---------- Record extracts ----------

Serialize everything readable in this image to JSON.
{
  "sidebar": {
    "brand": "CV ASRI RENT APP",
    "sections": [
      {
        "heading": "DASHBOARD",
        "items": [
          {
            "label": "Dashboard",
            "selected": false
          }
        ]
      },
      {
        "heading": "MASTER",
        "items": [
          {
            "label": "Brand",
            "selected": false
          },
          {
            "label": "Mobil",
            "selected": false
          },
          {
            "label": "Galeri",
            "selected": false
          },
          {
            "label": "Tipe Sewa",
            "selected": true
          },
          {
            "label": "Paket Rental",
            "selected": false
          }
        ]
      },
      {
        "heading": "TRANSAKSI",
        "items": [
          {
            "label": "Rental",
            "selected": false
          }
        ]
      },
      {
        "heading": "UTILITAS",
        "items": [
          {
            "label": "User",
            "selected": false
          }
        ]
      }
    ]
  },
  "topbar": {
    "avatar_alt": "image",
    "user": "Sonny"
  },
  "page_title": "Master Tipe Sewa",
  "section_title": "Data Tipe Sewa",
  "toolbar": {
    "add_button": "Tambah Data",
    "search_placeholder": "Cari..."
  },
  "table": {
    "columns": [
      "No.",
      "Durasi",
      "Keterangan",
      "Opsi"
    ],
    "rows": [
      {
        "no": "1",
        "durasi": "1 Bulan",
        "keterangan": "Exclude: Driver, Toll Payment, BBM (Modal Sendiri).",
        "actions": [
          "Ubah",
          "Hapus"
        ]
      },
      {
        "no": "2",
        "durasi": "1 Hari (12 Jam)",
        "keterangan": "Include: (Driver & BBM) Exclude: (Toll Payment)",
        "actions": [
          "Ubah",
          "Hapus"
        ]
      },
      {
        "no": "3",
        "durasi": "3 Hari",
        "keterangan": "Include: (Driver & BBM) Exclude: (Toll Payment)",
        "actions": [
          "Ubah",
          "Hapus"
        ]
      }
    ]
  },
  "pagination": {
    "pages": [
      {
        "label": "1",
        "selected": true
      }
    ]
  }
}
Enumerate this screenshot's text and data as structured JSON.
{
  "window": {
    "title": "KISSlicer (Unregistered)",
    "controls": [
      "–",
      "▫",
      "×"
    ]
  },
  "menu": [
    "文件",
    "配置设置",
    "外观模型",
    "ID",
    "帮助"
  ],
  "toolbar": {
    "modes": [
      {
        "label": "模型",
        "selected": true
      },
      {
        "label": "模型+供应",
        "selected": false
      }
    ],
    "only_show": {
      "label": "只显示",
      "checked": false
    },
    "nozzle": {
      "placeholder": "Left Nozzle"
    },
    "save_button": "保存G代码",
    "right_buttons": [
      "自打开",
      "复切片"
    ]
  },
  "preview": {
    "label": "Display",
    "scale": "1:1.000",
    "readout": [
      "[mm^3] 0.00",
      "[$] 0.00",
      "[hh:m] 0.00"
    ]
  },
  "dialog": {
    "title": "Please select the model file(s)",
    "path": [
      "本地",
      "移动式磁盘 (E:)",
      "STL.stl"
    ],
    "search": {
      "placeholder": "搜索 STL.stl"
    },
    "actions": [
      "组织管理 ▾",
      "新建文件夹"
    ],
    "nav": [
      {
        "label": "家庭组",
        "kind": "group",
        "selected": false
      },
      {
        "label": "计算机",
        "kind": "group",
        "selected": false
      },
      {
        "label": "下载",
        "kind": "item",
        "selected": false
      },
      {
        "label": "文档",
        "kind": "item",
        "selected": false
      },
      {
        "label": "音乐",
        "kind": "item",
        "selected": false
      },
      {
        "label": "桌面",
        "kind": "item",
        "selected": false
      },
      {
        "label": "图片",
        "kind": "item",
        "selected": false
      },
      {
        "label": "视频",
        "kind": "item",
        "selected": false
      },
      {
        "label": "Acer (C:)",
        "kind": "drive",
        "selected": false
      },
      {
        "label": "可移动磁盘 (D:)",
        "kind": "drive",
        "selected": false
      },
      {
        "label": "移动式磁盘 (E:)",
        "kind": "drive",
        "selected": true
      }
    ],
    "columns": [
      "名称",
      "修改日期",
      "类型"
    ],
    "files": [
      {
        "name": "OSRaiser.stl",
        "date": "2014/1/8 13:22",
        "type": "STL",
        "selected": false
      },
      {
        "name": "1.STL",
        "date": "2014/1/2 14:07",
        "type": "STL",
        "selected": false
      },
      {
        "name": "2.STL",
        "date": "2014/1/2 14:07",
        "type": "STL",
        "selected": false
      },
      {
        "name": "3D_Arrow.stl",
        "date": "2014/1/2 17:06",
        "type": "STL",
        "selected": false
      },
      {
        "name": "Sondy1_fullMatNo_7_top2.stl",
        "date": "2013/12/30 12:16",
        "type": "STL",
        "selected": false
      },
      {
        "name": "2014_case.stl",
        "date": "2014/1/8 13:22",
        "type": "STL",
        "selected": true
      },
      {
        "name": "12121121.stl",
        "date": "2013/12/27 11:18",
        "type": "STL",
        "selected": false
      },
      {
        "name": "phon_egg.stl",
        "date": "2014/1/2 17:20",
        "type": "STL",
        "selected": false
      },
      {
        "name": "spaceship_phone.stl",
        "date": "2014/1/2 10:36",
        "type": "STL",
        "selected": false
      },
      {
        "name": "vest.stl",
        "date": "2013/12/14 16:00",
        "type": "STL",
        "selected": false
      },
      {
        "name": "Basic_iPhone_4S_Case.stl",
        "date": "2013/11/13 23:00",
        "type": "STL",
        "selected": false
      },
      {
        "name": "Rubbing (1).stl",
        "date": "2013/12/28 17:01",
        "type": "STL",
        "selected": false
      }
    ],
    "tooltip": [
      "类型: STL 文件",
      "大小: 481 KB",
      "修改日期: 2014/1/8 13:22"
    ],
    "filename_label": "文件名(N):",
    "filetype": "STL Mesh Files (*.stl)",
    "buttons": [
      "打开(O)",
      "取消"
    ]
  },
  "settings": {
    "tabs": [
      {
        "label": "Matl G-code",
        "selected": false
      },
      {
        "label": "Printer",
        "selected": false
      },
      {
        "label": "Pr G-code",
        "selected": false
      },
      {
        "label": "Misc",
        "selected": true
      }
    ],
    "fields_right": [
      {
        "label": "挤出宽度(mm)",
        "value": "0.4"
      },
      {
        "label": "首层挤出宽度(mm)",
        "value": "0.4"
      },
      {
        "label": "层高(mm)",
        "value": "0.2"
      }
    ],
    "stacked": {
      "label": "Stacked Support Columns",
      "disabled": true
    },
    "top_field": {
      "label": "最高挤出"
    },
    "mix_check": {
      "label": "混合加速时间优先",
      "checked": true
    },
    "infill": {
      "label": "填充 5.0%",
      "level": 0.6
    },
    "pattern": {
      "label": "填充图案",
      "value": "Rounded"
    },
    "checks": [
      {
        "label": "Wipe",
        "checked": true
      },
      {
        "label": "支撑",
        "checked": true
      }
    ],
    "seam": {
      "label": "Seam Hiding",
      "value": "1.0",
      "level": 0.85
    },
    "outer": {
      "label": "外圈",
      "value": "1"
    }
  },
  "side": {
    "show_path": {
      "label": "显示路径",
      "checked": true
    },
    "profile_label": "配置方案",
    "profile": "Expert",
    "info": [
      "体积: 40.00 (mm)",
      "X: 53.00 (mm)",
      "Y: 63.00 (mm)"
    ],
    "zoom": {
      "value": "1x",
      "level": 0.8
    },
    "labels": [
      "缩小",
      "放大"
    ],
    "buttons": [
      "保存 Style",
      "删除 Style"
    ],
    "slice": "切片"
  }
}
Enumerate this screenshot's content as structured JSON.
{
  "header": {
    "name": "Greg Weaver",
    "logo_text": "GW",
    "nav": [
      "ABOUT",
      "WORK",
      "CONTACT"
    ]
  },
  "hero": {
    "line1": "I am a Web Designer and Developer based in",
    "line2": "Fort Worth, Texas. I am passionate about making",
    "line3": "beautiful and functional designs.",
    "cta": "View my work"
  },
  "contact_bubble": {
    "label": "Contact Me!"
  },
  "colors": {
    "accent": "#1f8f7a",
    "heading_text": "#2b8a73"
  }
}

----------

» **What you have to do**:
With the line containing "Enumerate this screenshot's content" as the first and the last line of the records as the final one, print exactly the lines in that span.

» **Written solution**:
Enumerate this screenshot's content as structured JSON.
{
  "header": {
    "name": "Greg Weaver",
    "logo_text": "GW",
    "nav": [
      "ABOUT",
      "WORK",
      "CONTACT"
    ]
  },
  "hero": {
    "line1": "I am a Web Designer and Developer based in",
    "line2": "Fort Worth, Texas. I am passionate about making",
    "line3": "beautiful and functional designs.",
    "cta": "View my work"
  },
  "contact_bubble": {
    "label": "Contact Me!"
  },
  "colors": {
    "accent": "#1f8f7a",
    "heading_text": "#2b8a73"
  }
}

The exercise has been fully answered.